▶ TASK DESCRIPTION:
Go through the listing and set it down exactly, leaving out its pictures.

Stored data entries
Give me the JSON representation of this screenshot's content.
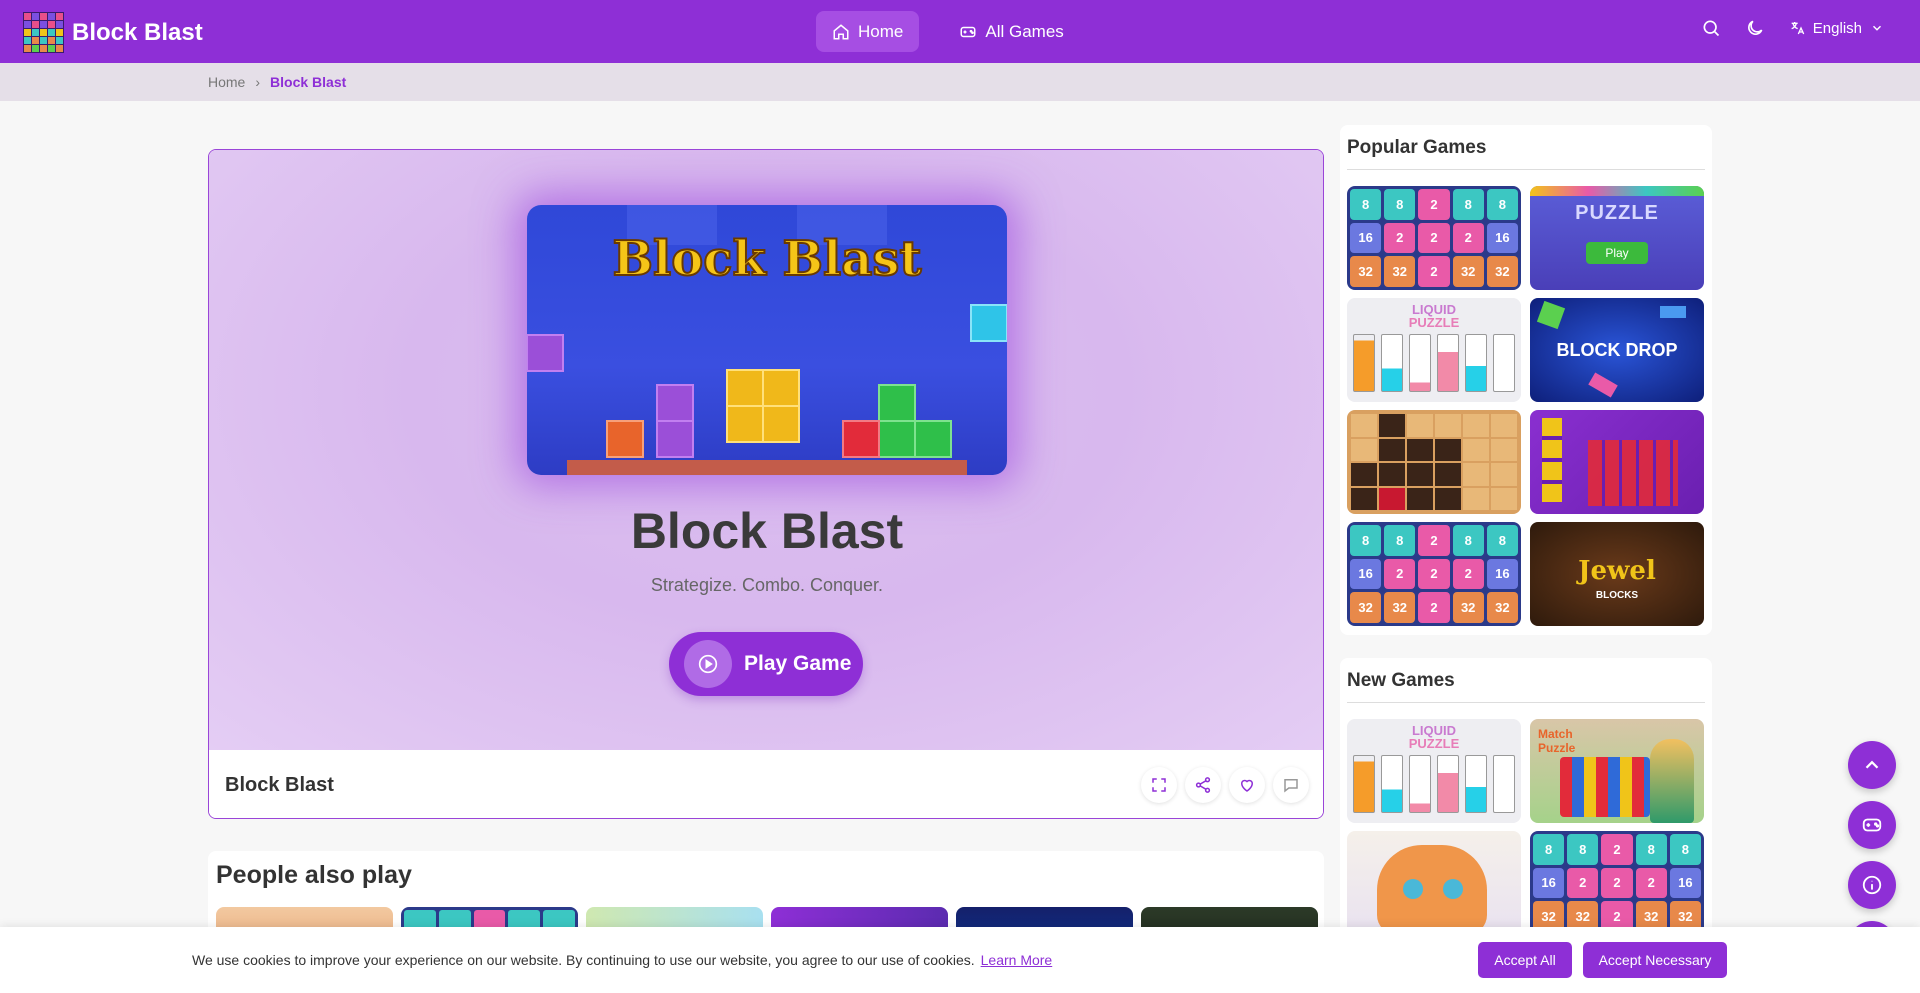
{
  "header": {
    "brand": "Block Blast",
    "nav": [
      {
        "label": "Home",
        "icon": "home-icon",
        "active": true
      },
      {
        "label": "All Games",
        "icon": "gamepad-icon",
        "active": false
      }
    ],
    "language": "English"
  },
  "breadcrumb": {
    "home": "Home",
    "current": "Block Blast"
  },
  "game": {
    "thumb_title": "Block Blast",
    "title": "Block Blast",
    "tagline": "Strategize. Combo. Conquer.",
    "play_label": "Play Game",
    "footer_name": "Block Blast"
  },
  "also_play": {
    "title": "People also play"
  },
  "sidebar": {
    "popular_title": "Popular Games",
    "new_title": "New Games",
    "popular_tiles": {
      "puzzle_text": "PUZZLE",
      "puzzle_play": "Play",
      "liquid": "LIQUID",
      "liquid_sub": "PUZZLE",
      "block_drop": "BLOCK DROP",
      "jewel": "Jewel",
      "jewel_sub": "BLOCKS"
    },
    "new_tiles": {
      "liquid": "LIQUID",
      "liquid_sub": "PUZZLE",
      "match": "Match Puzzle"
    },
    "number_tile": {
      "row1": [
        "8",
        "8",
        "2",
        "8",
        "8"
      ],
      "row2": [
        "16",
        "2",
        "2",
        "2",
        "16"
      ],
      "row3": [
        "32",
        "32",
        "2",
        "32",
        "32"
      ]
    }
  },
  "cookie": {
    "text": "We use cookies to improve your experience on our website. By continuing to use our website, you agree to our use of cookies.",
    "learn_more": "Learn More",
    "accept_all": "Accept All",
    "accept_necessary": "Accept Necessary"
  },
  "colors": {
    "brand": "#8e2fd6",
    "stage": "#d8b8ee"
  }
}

▶ ANSWER TO THIS PROBLEM:
Give me the JSON representation of this screenshot's content.
{
  "header": {
    "brand": "Block Blast",
    "nav": [
      {
        "label": "Home",
        "icon": "home-icon",
        "active": true
      },
      {
        "label": "All Games",
        "icon": "gamepad-icon",
        "active": false
      }
    ],
    "language": "English"
  },
  "breadcrumb": {
    "home": "Home",
    "current": "Block Blast"
  },
  "game": {
    "thumb_title": "Block Blast",
    "title": "Block Blast",
    "tagline": "Strategize. Combo. Conquer.",
    "play_label": "Play Game",
    "footer_name": "Block Blast"
  },
  "also_play": {
    "title": "People also play"
  },
  "sidebar": {
    "popular_title": "Popular Games",
    "new_title": "New Games",
    "popular_tiles": {
      "puzzle_text": "PUZZLE",
      "puzzle_play": "Play",
      "liquid": "LIQUID",
      "liquid_sub": "PUZZLE",
      "block_drop": "BLOCK DROP",
      "jewel": "Jewel",
      "jewel_sub": "BLOCKS"
    },
    "new_tiles": {
      "liquid": "LIQUID",
      "liquid_sub": "PUZZLE",
      "match": "Match Puzzle"
    },
    "number_tile": {
      "row1": [
        "8",
        "8",
        "2",
        "8",
        "8"
      ],
      "row2": [
        "16",
        "2",
        "2",
        "2",
        "16"
      ],
      "row3": [
        "32",
        "32",
        "2",
        "32",
        "32"
      ]
    }
  },
  "cookie": {
    "text": "We use cookies to improve your experience on our website. By continuing to use our website, you agree to our use of cookies.",
    "learn_more": "Learn More",
    "accept_all": "Accept All",
    "accept_necessary": "Accept Necessary"
  },
  "colors": {
    "brand": "#8e2fd6",
    "stage": "#d8b8ee"
  }
}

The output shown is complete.